SET PROBLEM -
Extract every record, exactly as written, and ignore the pictures.

RECORD SET -

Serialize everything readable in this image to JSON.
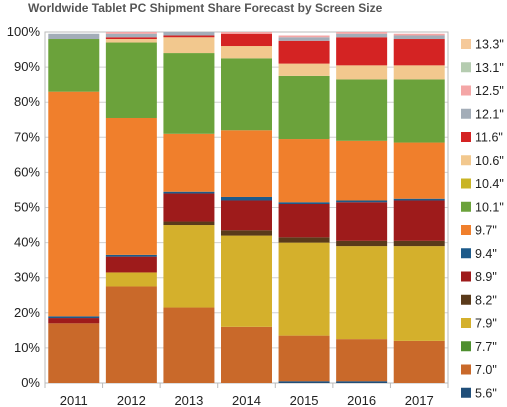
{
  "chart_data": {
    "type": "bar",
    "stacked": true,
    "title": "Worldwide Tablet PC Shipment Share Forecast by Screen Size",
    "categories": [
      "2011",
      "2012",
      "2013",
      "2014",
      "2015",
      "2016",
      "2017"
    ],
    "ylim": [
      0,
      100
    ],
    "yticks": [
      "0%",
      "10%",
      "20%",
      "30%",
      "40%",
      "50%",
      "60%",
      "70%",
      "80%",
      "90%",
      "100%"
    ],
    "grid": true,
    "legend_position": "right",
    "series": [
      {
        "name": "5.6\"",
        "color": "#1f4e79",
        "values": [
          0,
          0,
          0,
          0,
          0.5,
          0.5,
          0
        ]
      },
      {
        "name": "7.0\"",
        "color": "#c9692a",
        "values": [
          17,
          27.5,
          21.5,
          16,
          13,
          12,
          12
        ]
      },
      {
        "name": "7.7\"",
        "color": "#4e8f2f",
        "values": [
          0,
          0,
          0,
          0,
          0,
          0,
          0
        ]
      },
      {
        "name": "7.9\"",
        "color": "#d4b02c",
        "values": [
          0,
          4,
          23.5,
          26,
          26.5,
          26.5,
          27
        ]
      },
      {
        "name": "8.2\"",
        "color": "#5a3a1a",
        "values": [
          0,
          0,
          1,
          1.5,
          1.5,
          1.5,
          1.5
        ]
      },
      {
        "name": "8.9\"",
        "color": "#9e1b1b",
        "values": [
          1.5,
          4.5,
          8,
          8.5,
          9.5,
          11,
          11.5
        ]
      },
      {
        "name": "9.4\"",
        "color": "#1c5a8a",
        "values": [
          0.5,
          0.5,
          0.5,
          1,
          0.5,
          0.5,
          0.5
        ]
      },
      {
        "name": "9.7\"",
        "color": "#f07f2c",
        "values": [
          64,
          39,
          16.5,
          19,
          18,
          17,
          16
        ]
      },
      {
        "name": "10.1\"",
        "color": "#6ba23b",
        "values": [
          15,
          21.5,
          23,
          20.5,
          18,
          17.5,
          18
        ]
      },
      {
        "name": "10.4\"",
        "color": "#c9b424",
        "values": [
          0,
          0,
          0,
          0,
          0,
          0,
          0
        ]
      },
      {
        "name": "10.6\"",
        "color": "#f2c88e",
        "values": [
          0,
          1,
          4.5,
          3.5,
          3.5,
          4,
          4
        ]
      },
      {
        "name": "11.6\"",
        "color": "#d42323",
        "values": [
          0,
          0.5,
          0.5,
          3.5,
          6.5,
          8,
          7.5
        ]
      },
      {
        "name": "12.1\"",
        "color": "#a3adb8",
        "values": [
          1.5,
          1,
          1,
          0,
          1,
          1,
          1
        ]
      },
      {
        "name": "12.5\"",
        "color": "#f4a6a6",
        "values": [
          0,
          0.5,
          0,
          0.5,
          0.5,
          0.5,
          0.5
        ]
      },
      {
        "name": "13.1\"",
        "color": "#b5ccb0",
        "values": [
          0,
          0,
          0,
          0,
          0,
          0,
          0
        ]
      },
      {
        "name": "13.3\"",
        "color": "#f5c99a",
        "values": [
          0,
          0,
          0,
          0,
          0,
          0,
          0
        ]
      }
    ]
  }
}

THE REPLY -
Serialize everything readable in this image to JSON.
{
  "chart_data": {
    "type": "bar",
    "stacked": true,
    "title": "Worldwide Tablet PC Shipment Share Forecast by Screen Size",
    "categories": [
      "2011",
      "2012",
      "2013",
      "2014",
      "2015",
      "2016",
      "2017"
    ],
    "ylim": [
      0,
      100
    ],
    "yticks": [
      "0%",
      "10%",
      "20%",
      "30%",
      "40%",
      "50%",
      "60%",
      "70%",
      "80%",
      "90%",
      "100%"
    ],
    "grid": true,
    "legend_position": "right",
    "series": [
      {
        "name": "5.6\"",
        "color": "#1f4e79",
        "values": [
          0,
          0,
          0,
          0,
          0.5,
          0.5,
          0
        ]
      },
      {
        "name": "7.0\"",
        "color": "#c9692a",
        "values": [
          17,
          27.5,
          21.5,
          16,
          13,
          12,
          12
        ]
      },
      {
        "name": "7.7\"",
        "color": "#4e8f2f",
        "values": [
          0,
          0,
          0,
          0,
          0,
          0,
          0
        ]
      },
      {
        "name": "7.9\"",
        "color": "#d4b02c",
        "values": [
          0,
          4,
          23.5,
          26,
          26.5,
          26.5,
          27
        ]
      },
      {
        "name": "8.2\"",
        "color": "#5a3a1a",
        "values": [
          0,
          0,
          1,
          1.5,
          1.5,
          1.5,
          1.5
        ]
      },
      {
        "name": "8.9\"",
        "color": "#9e1b1b",
        "values": [
          1.5,
          4.5,
          8,
          8.5,
          9.5,
          11,
          11.5
        ]
      },
      {
        "name": "9.4\"",
        "color": "#1c5a8a",
        "values": [
          0.5,
          0.5,
          0.5,
          1,
          0.5,
          0.5,
          0.5
        ]
      },
      {
        "name": "9.7\"",
        "color": "#f07f2c",
        "values": [
          64,
          39,
          16.5,
          19,
          18,
          17,
          16
        ]
      },
      {
        "name": "10.1\"",
        "color": "#6ba23b",
        "values": [
          15,
          21.5,
          23,
          20.5,
          18,
          17.5,
          18
        ]
      },
      {
        "name": "10.4\"",
        "color": "#c9b424",
        "values": [
          0,
          0,
          0,
          0,
          0,
          0,
          0
        ]
      },
      {
        "name": "10.6\"",
        "color": "#f2c88e",
        "values": [
          0,
          1,
          4.5,
          3.5,
          3.5,
          4,
          4
        ]
      },
      {
        "name": "11.6\"",
        "color": "#d42323",
        "values": [
          0,
          0.5,
          0.5,
          3.5,
          6.5,
          8,
          7.5
        ]
      },
      {
        "name": "12.1\"",
        "color": "#a3adb8",
        "values": [
          1.5,
          1,
          1,
          0,
          1,
          1,
          1
        ]
      },
      {
        "name": "12.5\"",
        "color": "#f4a6a6",
        "values": [
          0,
          0.5,
          0,
          0.5,
          0.5,
          0.5,
          0.5
        ]
      },
      {
        "name": "13.1\"",
        "color": "#b5ccb0",
        "values": [
          0,
          0,
          0,
          0,
          0,
          0,
          0
        ]
      },
      {
        "name": "13.3\"",
        "color": "#f5c99a",
        "values": [
          0,
          0,
          0,
          0,
          0,
          0,
          0
        ]
      }
    ]
  }
}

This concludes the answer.